* Task to carry out *
Extract the text of every entry below exactly; leave images out.

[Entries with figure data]

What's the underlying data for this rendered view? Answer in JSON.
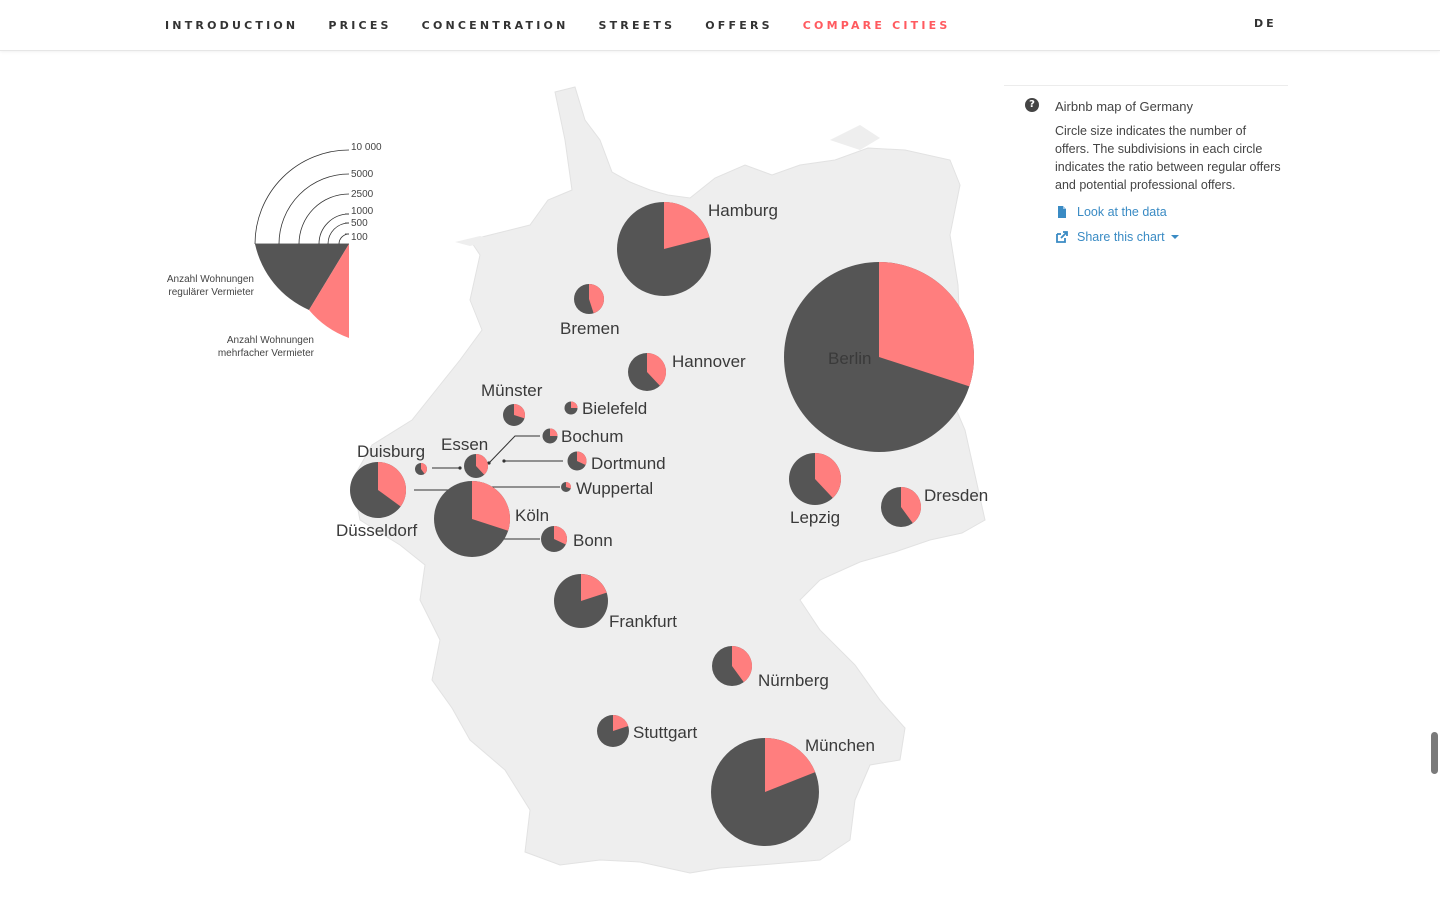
{
  "nav": {
    "items": [
      {
        "label": "INTRODUCTION",
        "key": "introduction",
        "active": false
      },
      {
        "label": "PRICES",
        "key": "prices",
        "active": false
      },
      {
        "label": "CONCENTRATION",
        "key": "concentration",
        "active": false
      },
      {
        "label": "STREETS",
        "key": "streets",
        "active": false
      },
      {
        "label": "OFFERS",
        "key": "offers",
        "active": false
      },
      {
        "label": "COMPARE CITIES",
        "key": "compare-cities",
        "active": true
      }
    ],
    "language": "DE"
  },
  "info": {
    "title": "Airbnb map of Germany",
    "description": "Circle size indicates the number of offers. The subdivisions in each circle indicates the ratio between regular offers and potential professional offers.",
    "data_link": "Look at the data",
    "share_link": "Share this chart"
  },
  "legend": {
    "sizes": [
      "10 000",
      "5000",
      "2500",
      "1000",
      "500",
      "100"
    ],
    "regular_label": [
      "Anzahl Wohnungen",
      "regulärer Vermieter"
    ],
    "multi_label": [
      "Anzahl Wohnungen",
      "mehrfacher Vermieter"
    ]
  },
  "colors": {
    "regular": "#555555",
    "multi": "#ff7e7e",
    "land": "#eeeeee",
    "accent": "#ff5a5f",
    "link": "#3a8bc4"
  },
  "chart_data": {
    "type": "pie-map",
    "series": [
      "regular",
      "multi"
    ],
    "cities": [
      {
        "name": "Hamburg",
        "multi_share": 0.21
      },
      {
        "name": "Bremen",
        "multi_share": 0.45
      },
      {
        "name": "Hannover",
        "multi_share": 0.38
      },
      {
        "name": "Berlin",
        "multi_share": 0.3
      },
      {
        "name": "Münster",
        "multi_share": 0.3
      },
      {
        "name": "Bielefeld",
        "multi_share": 0.25
      },
      {
        "name": "Bochum",
        "multi_share": 0.25
      },
      {
        "name": "Dortmund",
        "multi_share": 0.32
      },
      {
        "name": "Wuppertal",
        "multi_share": 0.3
      },
      {
        "name": "Essen",
        "multi_share": 0.38
      },
      {
        "name": "Duisburg",
        "multi_share": 0.4
      },
      {
        "name": "Düsseldorf",
        "multi_share": 0.35
      },
      {
        "name": "Köln",
        "multi_share": 0.3
      },
      {
        "name": "Bonn",
        "multi_share": 0.32
      },
      {
        "name": "Frankfurt",
        "multi_share": 0.2
      },
      {
        "name": "Lepzig",
        "multi_share": 0.38
      },
      {
        "name": "Dresden",
        "multi_share": 0.4
      },
      {
        "name": "Nürnberg",
        "multi_share": 0.4
      },
      {
        "name": "Stuttgart",
        "multi_share": 0.2
      },
      {
        "name": "München",
        "multi_share": 0.19
      }
    ]
  }
}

* Response to this task *
What's the underlying data for this rendered view? Answer in JSON.
{
  "nav": {
    "items": [
      {
        "label": "INTRODUCTION",
        "key": "introduction",
        "active": false
      },
      {
        "label": "PRICES",
        "key": "prices",
        "active": false
      },
      {
        "label": "CONCENTRATION",
        "key": "concentration",
        "active": false
      },
      {
        "label": "STREETS",
        "key": "streets",
        "active": false
      },
      {
        "label": "OFFERS",
        "key": "offers",
        "active": false
      },
      {
        "label": "COMPARE CITIES",
        "key": "compare-cities",
        "active": true
      }
    ],
    "language": "DE"
  },
  "info": {
    "title": "Airbnb map of Germany",
    "description": "Circle size indicates the number of offers. The subdivisions in each circle indicates the ratio between regular offers and potential professional offers.",
    "data_link": "Look at the data",
    "share_link": "Share this chart"
  },
  "legend": {
    "sizes": [
      "10 000",
      "5000",
      "2500",
      "1000",
      "500",
      "100"
    ],
    "regular_label": [
      "Anzahl Wohnungen",
      "regulärer Vermieter"
    ],
    "multi_label": [
      "Anzahl Wohnungen",
      "mehrfacher Vermieter"
    ]
  },
  "colors": {
    "regular": "#555555",
    "multi": "#ff7e7e",
    "land": "#eeeeee",
    "accent": "#ff5a5f",
    "link": "#3a8bc4"
  },
  "chart_data": {
    "type": "pie-map",
    "series": [
      "regular",
      "multi"
    ],
    "cities": [
      {
        "name": "Hamburg",
        "multi_share": 0.21
      },
      {
        "name": "Bremen",
        "multi_share": 0.45
      },
      {
        "name": "Hannover",
        "multi_share": 0.38
      },
      {
        "name": "Berlin",
        "multi_share": 0.3
      },
      {
        "name": "Münster",
        "multi_share": 0.3
      },
      {
        "name": "Bielefeld",
        "multi_share": 0.25
      },
      {
        "name": "Bochum",
        "multi_share": 0.25
      },
      {
        "name": "Dortmund",
        "multi_share": 0.32
      },
      {
        "name": "Wuppertal",
        "multi_share": 0.3
      },
      {
        "name": "Essen",
        "multi_share": 0.38
      },
      {
        "name": "Duisburg",
        "multi_share": 0.4
      },
      {
        "name": "Düsseldorf",
        "multi_share": 0.35
      },
      {
        "name": "Köln",
        "multi_share": 0.3
      },
      {
        "name": "Bonn",
        "multi_share": 0.32
      },
      {
        "name": "Frankfurt",
        "multi_share": 0.2
      },
      {
        "name": "Lepzig",
        "multi_share": 0.38
      },
      {
        "name": "Dresden",
        "multi_share": 0.4
      },
      {
        "name": "Nürnberg",
        "multi_share": 0.4
      },
      {
        "name": "Stuttgart",
        "multi_share": 0.2
      },
      {
        "name": "München",
        "multi_share": 0.19
      }
    ]
  }
}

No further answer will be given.